* _Stated problem_:
Gather from the material every line that contains the string "money".

[Stored entries]
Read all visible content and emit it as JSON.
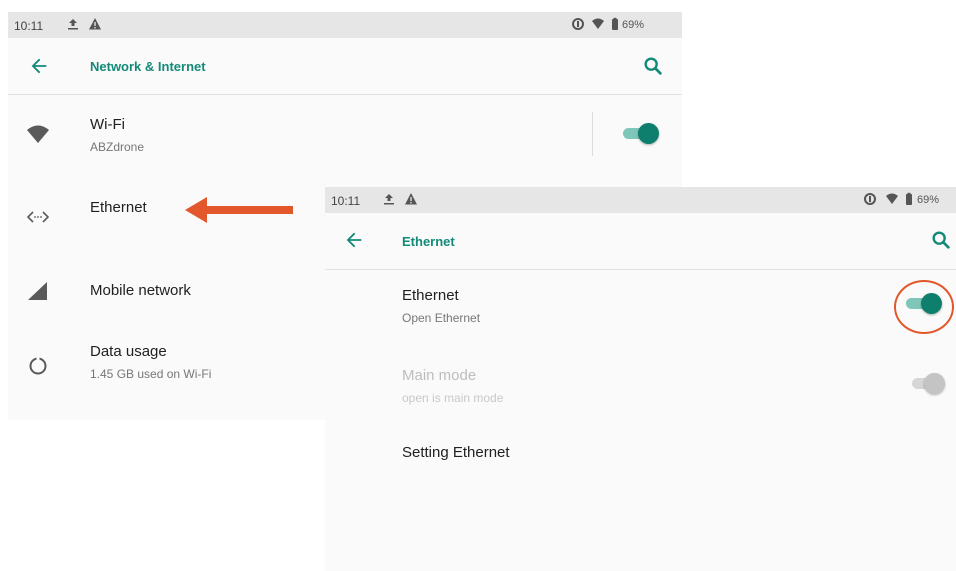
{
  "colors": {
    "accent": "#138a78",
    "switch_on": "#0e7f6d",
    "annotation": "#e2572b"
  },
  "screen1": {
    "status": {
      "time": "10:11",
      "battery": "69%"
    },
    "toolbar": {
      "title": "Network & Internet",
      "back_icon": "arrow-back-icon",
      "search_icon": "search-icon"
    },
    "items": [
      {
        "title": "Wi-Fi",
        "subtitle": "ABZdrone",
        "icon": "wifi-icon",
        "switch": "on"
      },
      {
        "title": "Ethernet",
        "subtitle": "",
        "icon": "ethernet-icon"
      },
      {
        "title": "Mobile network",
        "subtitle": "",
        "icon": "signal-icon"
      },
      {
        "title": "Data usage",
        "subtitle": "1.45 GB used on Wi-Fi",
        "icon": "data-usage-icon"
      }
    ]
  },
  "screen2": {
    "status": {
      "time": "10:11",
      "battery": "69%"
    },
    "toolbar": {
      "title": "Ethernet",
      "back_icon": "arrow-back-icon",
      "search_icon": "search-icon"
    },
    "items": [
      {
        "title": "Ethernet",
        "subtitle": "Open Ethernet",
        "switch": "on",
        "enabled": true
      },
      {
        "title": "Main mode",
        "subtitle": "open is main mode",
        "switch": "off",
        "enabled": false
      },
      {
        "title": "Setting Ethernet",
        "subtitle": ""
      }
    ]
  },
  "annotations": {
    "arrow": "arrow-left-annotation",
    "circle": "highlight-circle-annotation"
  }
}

==

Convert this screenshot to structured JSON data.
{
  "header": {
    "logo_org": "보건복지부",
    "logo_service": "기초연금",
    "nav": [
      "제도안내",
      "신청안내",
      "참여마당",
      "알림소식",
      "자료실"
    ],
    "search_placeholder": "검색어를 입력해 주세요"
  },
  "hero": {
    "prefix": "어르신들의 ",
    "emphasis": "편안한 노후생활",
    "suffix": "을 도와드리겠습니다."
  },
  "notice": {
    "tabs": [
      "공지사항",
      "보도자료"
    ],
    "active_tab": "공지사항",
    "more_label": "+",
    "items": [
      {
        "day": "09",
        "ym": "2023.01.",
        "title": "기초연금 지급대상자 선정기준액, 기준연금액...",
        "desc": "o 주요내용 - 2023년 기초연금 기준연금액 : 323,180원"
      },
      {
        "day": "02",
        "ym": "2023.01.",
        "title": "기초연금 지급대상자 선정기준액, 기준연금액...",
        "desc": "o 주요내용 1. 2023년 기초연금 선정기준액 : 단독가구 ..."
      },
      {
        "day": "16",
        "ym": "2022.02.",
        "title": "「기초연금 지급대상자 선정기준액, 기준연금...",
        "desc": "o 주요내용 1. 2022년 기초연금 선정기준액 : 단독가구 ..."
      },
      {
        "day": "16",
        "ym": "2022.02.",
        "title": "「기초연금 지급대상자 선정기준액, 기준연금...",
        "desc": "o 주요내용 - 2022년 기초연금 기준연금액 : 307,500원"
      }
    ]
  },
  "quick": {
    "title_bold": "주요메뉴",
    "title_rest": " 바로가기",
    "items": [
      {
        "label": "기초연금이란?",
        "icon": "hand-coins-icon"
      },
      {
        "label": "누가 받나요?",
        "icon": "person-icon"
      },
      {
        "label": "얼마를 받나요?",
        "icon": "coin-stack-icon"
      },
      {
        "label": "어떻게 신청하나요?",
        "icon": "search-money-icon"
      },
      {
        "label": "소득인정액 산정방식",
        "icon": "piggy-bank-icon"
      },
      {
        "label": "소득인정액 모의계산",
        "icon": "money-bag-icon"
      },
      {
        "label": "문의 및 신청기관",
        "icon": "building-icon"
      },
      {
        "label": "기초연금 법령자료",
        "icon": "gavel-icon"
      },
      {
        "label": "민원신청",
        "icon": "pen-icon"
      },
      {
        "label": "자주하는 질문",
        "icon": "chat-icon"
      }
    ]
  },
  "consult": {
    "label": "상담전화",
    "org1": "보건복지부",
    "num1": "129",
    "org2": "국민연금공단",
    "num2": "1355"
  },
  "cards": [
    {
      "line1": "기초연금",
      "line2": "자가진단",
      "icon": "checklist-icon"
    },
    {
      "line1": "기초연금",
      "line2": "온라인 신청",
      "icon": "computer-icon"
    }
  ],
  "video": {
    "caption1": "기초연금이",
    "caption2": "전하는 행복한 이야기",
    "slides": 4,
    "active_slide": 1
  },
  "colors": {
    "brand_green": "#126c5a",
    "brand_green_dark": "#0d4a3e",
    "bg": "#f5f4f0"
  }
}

* _Complete answer_:
        "icon": "search-money-icon"
        "icon": "money-bag-icon"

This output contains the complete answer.